# EXTRAIT DE PAGE:
>>>

Une sommes exorbitant qu’Alphonse Ngoyi Kasanji a farouchement remis en cause. Le député national élu de Mbuji-mayi et ancien gouverneur de la province du Kasaï Oriental, dénonce la surfacturation et le détournement des deniers publics dans ce projet piloté par Marcelin Bilomba.

Bilomba savonne Kasanji

Après cette dénonciation, Ngoyi Kasanji a été vivement pris en parti par l’homme de l’Université de Genève. Caractérisé par des déclarations teintées de haine et d’une arrogance qui ne dit pas son nom, Bilomba n’a pas dérogé à sa règle, sans rencontrer Kasanji sur les faits :

« Ngoyi Kasanji, à peine juriste, assimilé à un juriste, diplôme d’une école parallèle. S’il veut rentrer dans la cour des grands, il doit apprendre à respecter ceux qui travaillent des procédures ; les gens qui ont l’expertise, qui ont l’expérience…Je ne peux pas me rabaisser. Je pense que Ngoyi Kasanji a détruit cette province. Il n’a aucune leçon à donner… » avait déclaré Marcelin Bilomba en réaction à la sortie médiatique de Ngoyi Kasanji.

Kabund au secours de Kasanji

Cette déclaration de l’homme de l’Université de Genève n’a visiblement pas été apprécié dans les états majors de l’Union pour la Démocratie et le Progrès Social, UDPS. Jean-Marc Kabund-A-Kabund, président ai du parti présidentiel, a publiquement présenté ses excuses à Ngoyi Kasanji et a invité la justice à saisir la balle au bond:

« L’honorable NGOKAS qui n’a fait que son travail de contrôleur de l’action de l’exécutif mérite mieux que des insultes. Au nom de l’UDPS et au mien propre,je tiens à lui présenter des excuses et prie à la justice de se saisir de la dénonciation pour établir des responsabilités » a-t-il lâché sur son compte twitter.

Depuis un certain temps, les membres du cabinet du chef de l’État agissent comme un gouvernement parallèle en gérant des fonds publics destinés à la réalisation de certains projets qui relèvent de la compétence du gouvernement. En ont-ils le droit?

Me Victor Ebenya Molangi répond par le négatit. Le président de l’asbl Droit Plus fonde son argumentaire sur base de l’article 91 de la Constitution dispose:

« Le Gouvernement définit, en concertation avec le Président de la République, la politique de la Nation et en assume la responsabilité. Le Gouvernement conduit la politique de la nation. La défense, la sécurité et les affaires étrangères sont des domaines de collaboration entre le Président de la République et le Gouvernement ».

Selon son interprétation de cet article, « le Gouvernement ne collabore avec le Président de la République que dans les domaines de la défense, de la sécurité et des affaires étrangères ».

<<<

# MATÉRIEL FOURNI:

>>>

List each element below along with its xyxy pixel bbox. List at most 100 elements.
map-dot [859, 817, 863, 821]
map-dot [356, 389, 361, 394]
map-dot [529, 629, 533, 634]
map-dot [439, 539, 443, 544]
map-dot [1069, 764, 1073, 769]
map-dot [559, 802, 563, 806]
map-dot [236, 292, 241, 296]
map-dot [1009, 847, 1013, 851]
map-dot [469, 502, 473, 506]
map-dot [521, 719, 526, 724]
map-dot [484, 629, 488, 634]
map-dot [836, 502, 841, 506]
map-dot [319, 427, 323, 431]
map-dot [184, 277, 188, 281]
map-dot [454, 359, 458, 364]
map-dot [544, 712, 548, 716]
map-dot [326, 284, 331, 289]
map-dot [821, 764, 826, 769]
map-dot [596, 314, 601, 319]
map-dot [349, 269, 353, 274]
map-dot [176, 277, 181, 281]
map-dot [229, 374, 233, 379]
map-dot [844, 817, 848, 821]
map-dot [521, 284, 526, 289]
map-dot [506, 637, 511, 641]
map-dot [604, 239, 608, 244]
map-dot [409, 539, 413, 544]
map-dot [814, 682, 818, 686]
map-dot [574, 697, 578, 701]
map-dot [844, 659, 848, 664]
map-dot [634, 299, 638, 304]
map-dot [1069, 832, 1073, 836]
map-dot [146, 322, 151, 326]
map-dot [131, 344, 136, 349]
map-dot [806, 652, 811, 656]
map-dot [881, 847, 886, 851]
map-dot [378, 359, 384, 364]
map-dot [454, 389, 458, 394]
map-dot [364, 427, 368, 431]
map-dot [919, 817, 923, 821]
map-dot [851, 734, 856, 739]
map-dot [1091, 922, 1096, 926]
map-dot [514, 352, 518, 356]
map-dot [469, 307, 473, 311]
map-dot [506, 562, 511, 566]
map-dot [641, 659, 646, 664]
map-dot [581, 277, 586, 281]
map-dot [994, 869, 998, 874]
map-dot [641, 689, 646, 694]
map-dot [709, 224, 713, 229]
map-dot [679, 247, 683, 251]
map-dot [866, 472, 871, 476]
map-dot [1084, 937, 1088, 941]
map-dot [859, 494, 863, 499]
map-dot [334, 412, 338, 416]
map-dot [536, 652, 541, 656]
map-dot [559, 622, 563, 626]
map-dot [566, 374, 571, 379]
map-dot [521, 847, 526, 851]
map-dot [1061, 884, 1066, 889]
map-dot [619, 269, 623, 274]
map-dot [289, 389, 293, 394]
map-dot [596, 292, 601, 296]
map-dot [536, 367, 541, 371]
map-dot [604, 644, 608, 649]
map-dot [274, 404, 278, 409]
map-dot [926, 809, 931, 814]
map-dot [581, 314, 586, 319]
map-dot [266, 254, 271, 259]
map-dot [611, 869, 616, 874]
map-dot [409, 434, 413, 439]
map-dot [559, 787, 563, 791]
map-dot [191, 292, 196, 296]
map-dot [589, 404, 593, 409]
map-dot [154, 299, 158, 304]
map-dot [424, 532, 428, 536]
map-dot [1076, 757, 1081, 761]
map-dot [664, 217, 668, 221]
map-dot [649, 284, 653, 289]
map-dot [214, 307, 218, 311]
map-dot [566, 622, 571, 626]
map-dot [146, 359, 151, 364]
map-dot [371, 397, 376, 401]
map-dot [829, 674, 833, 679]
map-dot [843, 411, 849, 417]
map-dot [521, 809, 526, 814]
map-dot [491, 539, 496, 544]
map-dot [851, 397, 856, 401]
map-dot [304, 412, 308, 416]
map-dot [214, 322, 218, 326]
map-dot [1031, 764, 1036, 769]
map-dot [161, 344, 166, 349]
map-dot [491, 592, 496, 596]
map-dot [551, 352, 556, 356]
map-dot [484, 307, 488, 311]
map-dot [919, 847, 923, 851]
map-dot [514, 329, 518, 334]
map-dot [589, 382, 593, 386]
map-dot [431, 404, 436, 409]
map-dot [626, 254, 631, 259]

<<<

# ACTION DEMANDÉE A:
Sur quel article de la Constitution Me Victor Ebenya Molangi s'appuie-t-il dans l'article consacré à la polémique entre Ngoyi Kasanji et Marcelin Bilomba ?
# ACTION DEMANDÉE B:
Poursuivez l'article sur la polémique entre Ngoyi Kasanji et Marcelin Bilomba à partir de sa dernière phrase.
Le matériel fourni n'a aucun rôle à jouer ici.

# RÉSULTAT OBTENU A:
Il s'appuie sur l'article 91 de la Constitution.

# RÉSULTAT OBTENU B:
Me Victor Molangi Ebenya évoque également les dispositions de l’article 93 de la même Constitution:

« Le Ministre est responsable de son département. Il applique le programme gouvernemental dans son ministère, sous la direction et la coordination du Premier Ministre ».

C’est-à-dire « en matière d’infrastructures par exemple, c’est le Ministre des Travaux Publics et Infrastructures qui en est le patron pour toute l’étendue de la République ».

Il a enfin évoqué l’article 2 de l’Ordonnance n° 09/003 du 30 janvier 2009 portant organisation et fonctionnement du Cabinet du Président de la République, telle que modifiée et complétée par l’Ordonnance n° 19/008 du 05 mars 2019:

« les Conseillers du Président de la République, qui font partie intégrante de son Cabinet, n’ont pour mission que d’assister le Président de la République dans l’exercice de ses prérogatives de Chef de l’Etat, notamment en étudiant les questions qui leur sont soumises par le Président de la République et en proposant au Président de la République toute mesure jugée nécessaire ou opportune pour la bonne marche des affaires de l’Etat. Pour ce faire, la même Ordonnance impose auxdits Conseillers, le devoir de resserve et de discrétion (article 16 de l’Ordonnance précitée).

Me Victor Ebenya Molangi conclu que le Président de la République a « crée, en violation des textes juridiques en la matière, un Gouvernement parallèle, en confiant à ses Conseillers les charges qui doivent normalement revenir au Gouvernement ».

Les actes posés par certains membres du cabinet de Félix Tshisekedi sont vivement critiqués par l’opinion publique. Des voix s’élèvent pour que le premier des congolais fasse un coup de balai au sein de son cabinet.